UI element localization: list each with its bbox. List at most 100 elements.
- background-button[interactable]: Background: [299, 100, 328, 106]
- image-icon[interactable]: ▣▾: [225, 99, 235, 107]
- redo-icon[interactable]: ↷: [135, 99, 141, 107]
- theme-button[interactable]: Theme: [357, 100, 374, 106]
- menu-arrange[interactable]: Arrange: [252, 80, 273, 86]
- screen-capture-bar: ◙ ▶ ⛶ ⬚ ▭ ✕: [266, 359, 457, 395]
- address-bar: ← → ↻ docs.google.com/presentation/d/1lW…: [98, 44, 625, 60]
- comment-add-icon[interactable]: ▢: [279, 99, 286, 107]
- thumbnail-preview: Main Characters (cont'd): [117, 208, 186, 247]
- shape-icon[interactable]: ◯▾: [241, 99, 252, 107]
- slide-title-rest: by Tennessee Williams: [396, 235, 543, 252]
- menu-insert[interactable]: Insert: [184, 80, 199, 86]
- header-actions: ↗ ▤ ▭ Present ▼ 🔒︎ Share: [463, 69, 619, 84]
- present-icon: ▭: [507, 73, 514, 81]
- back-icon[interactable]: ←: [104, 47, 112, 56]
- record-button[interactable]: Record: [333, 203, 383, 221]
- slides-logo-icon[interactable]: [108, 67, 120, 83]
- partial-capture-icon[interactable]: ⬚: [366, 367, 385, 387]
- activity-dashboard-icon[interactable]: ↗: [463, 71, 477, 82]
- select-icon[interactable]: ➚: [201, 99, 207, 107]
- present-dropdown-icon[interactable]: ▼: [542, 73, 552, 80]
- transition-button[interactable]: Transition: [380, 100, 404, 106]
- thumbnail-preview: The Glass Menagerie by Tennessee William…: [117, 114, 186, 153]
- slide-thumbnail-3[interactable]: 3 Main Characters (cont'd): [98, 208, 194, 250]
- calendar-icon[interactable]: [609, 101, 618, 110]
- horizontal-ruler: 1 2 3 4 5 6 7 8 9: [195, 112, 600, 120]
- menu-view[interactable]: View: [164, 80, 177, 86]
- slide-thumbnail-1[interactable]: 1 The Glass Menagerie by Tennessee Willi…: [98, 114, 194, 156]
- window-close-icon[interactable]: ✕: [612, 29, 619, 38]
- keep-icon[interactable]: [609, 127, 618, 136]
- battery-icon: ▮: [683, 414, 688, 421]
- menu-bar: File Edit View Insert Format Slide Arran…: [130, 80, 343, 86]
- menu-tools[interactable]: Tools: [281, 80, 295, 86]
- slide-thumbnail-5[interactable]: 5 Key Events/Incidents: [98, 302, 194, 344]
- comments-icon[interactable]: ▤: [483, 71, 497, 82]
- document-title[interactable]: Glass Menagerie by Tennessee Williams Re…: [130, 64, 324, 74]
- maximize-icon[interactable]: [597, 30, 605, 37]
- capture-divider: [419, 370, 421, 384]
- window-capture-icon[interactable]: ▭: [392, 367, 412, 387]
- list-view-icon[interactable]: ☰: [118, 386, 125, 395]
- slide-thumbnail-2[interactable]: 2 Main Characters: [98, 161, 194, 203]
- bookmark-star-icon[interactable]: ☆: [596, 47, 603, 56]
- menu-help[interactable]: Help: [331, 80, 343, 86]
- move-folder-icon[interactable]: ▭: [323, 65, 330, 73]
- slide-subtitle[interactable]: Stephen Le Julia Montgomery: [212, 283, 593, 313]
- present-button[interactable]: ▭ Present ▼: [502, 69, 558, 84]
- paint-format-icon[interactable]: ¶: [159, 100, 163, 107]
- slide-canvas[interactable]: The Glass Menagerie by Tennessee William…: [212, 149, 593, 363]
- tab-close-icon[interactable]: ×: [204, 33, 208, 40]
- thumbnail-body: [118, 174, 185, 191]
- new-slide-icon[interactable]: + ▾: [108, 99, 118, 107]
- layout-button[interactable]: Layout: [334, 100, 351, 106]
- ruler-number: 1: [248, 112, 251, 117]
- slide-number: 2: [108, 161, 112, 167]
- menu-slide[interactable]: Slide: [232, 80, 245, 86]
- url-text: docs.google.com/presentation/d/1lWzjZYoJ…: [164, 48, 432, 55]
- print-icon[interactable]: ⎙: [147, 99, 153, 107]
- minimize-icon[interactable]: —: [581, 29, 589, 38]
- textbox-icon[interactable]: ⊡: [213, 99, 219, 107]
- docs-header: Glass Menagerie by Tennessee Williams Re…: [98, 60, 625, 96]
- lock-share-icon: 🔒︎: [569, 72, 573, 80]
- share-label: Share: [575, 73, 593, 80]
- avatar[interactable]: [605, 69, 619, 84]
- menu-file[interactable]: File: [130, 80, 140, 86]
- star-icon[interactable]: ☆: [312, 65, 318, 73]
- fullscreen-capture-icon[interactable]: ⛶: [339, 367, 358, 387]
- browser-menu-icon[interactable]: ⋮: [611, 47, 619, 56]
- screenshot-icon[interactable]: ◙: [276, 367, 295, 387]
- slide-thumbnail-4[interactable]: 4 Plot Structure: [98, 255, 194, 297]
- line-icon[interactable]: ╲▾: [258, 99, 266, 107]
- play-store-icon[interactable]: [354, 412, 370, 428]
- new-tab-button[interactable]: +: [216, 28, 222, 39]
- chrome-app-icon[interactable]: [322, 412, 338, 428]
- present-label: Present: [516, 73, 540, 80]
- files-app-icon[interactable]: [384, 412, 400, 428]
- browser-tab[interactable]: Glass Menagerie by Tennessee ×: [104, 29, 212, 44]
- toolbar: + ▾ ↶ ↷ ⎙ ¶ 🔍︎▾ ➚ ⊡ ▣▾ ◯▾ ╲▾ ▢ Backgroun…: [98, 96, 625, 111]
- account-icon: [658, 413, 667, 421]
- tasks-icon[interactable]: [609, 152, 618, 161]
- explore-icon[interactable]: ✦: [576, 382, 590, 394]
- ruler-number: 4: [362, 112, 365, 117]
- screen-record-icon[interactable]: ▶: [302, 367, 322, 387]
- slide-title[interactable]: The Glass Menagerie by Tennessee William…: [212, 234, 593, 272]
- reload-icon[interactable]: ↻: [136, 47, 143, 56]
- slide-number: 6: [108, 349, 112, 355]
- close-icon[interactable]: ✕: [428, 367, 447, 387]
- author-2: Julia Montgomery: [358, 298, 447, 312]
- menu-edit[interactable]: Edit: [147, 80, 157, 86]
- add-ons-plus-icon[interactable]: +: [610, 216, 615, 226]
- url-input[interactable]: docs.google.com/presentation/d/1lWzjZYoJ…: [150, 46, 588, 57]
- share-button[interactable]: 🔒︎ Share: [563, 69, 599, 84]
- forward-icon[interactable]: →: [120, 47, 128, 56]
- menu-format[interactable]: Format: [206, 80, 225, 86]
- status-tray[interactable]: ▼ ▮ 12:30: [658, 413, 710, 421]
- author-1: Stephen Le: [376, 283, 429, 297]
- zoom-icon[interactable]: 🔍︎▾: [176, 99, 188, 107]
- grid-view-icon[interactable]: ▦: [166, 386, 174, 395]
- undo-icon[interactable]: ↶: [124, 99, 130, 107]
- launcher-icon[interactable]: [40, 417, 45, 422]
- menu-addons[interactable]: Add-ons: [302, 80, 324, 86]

+-------+

Problem description: Copy every row above verbatim, preserving each character, symbol, and coordinate without alteration.

Output:
UI element localization: list each with its bbox. List at most 100 elements.
- background-button[interactable]: Background: [299, 100, 328, 106]
- image-icon[interactable]: ▣▾: [225, 99, 235, 107]
- redo-icon[interactable]: ↷: [135, 99, 141, 107]
- theme-button[interactable]: Theme: [357, 100, 374, 106]
- menu-arrange[interactable]: Arrange: [252, 80, 273, 86]
- screen-capture-bar: ◙ ▶ ⛶ ⬚ ▭ ✕: [266, 359, 457, 395]
- address-bar: ← → ↻ docs.google.com/presentation/d/1lW…: [98, 44, 625, 60]
- comment-add-icon[interactable]: ▢: [279, 99, 286, 107]
- thumbnail-preview: Main Characters (cont'd): [117, 208, 186, 247]
- shape-icon[interactable]: ◯▾: [241, 99, 252, 107]
- slide-title-rest: by Tennessee Williams: [396, 235, 543, 252]
- menu-insert[interactable]: Insert: [184, 80, 199, 86]
- header-actions: ↗ ▤ ▭ Present ▼ 🔒︎ Share: [463, 69, 619, 84]
- present-icon: ▭: [507, 73, 514, 81]
- back-icon[interactable]: ←: [104, 47, 112, 56]
- record-button[interactable]: Record: [333, 203, 383, 221]
- slides-logo-icon[interactable]: [108, 67, 120, 83]
- partial-capture-icon[interactable]: ⬚: [366, 367, 385, 387]
- activity-dashboard-icon[interactable]: ↗: [463, 71, 477, 82]
- select-icon[interactable]: ➚: [201, 99, 207, 107]
- present-dropdown-icon[interactable]: ▼: [542, 73, 552, 80]
- transition-button[interactable]: Transition: [380, 100, 404, 106]
- thumbnail-preview: The Glass Menagerie by Tennessee William…: [117, 114, 186, 153]
- slide-thumbnail-3[interactable]: 3 Main Characters (cont'd): [98, 208, 194, 250]
- calendar-icon[interactable]: [609, 101, 618, 110]
- horizontal-ruler: 1 2 3 4 5 6 7 8 9: [195, 112, 600, 120]
- menu-view[interactable]: View: [164, 80, 177, 86]
- slide-thumbnail-1[interactable]: 1 The Glass Menagerie by Tennessee Willi…: [98, 114, 194, 156]
- window-close-icon[interactable]: ✕: [612, 29, 619, 38]
- keep-icon[interactable]: [609, 127, 618, 136]
- battery-icon: ▮: [683, 414, 688, 421]
- menu-bar: File Edit View Insert Format Slide Arran…: [130, 80, 343, 86]
- menu-tools[interactable]: Tools: [281, 80, 295, 86]
- slide-thumbnail-5[interactable]: 5 Key Events/Incidents: [98, 302, 194, 344]
- comments-icon[interactable]: ▤: [483, 71, 497, 82]
- document-title[interactable]: Glass Menagerie by Tennessee Williams Re…: [130, 64, 324, 74]
- maximize-icon[interactable]: [597, 30, 605, 37]
- capture-divider: [419, 370, 421, 384]
- window-capture-icon[interactable]: ▭: [392, 367, 412, 387]
- list-view-icon[interactable]: ☰: [118, 386, 125, 395]
- slide-thumbnail-2[interactable]: 2 Main Characters: [98, 161, 194, 203]
- bookmark-star-icon[interactable]: ☆: [596, 47, 603, 56]
- menu-help[interactable]: Help: [331, 80, 343, 86]
- move-folder-icon[interactable]: ▭: [323, 65, 330, 73]
- slide-subtitle[interactable]: Stephen Le Julia Montgomery: [212, 283, 593, 313]
- present-button[interactable]: ▭ Present ▼: [502, 69, 558, 84]
- paint-format-icon[interactable]: ¶: [159, 100, 163, 107]
- slide-canvas[interactable]: The Glass Menagerie by Tennessee William…: [212, 149, 593, 363]
- tab-close-icon[interactable]: ×: [204, 33, 208, 40]
- thumbnail-body: [118, 174, 185, 191]
- new-slide-icon[interactable]: + ▾: [108, 99, 118, 107]
- layout-button[interactable]: Layout: [334, 100, 351, 106]
- ruler-number: 1: [248, 112, 251, 117]
- slide-number: 2: [108, 161, 112, 167]
- menu-slide[interactable]: Slide: [232, 80, 245, 86]
- url-text: docs.google.com/presentation/d/1lWzjZYoJ…: [164, 48, 432, 55]
- print-icon[interactable]: ⎙: [147, 99, 153, 107]
- minimize-icon[interactable]: —: [581, 29, 589, 38]
- textbox-icon[interactable]: ⊡: [213, 99, 219, 107]
- docs-header: Glass Menagerie by Tennessee Williams Re…: [98, 60, 625, 96]
- lock-share-icon: 🔒︎: [569, 72, 573, 80]
- share-label: Share: [575, 73, 593, 80]
- avatar[interactable]: [605, 69, 619, 84]
- menu-file[interactable]: File: [130, 80, 140, 86]
- star-icon[interactable]: ☆: [312, 65, 318, 73]
- fullscreen-capture-icon[interactable]: ⛶: [339, 367, 358, 387]
- browser-menu-icon[interactable]: ⋮: [611, 47, 619, 56]
- screenshot-icon[interactable]: ◙: [276, 367, 295, 387]
- slide-thumbnail-4[interactable]: 4 Plot Structure: [98, 255, 194, 297]
- line-icon[interactable]: ╲▾: [258, 99, 266, 107]
- play-store-icon[interactable]: [354, 412, 370, 428]
- new-tab-button[interactable]: +: [216, 28, 222, 39]
- chrome-app-icon[interactable]: [322, 412, 338, 428]
- present-label: Present: [516, 73, 540, 80]
- files-app-icon[interactable]: [384, 412, 400, 428]
- browser-tab[interactable]: Glass Menagerie by Tennessee ×: [104, 29, 212, 44]
- toolbar: + ▾ ↶ ↷ ⎙ ¶ 🔍︎▾ ➚ ⊡ ▣▾ ◯▾ ╲▾ ▢ Backgroun…: [98, 96, 625, 111]
- account-icon: [658, 413, 667, 421]
- tasks-icon[interactable]: [609, 152, 618, 161]
- explore-icon[interactable]: ✦: [576, 382, 590, 394]
- ruler-number: 4: [362, 112, 365, 117]
- screen-record-icon[interactable]: ▶: [302, 367, 322, 387]
- slide-title[interactable]: The Glass Menagerie by Tennessee William…: [212, 234, 593, 272]
- reload-icon[interactable]: ↻: [136, 47, 143, 56]
- slide-number: 6: [108, 349, 112, 355]
- close-icon[interactable]: ✕: [428, 367, 447, 387]
- author-2: Julia Montgomery: [358, 298, 447, 312]
- menu-edit[interactable]: Edit: [147, 80, 157, 86]
- add-ons-plus-icon[interactable]: +: [610, 216, 615, 226]
- url-input[interactable]: docs.google.com/presentation/d/1lWzjZYoJ…: [150, 46, 588, 57]
- share-button[interactable]: 🔒︎ Share: [563, 69, 599, 84]
- forward-icon[interactable]: →: [120, 47, 128, 56]
- menu-format[interactable]: Format: [206, 80, 225, 86]
- status-tray[interactable]: ▼ ▮ 12:30: [658, 413, 710, 421]
- author-1: Stephen Le: [376, 283, 429, 297]
- zoom-icon[interactable]: 🔍︎▾: [176, 99, 188, 107]
- grid-view-icon[interactable]: ▦: [166, 386, 174, 395]
- undo-icon[interactable]: ↶: [124, 99, 130, 107]
- launcher-icon[interactable]: [40, 417, 45, 422]
- menu-addons[interactable]: Add-ons: [302, 80, 324, 86]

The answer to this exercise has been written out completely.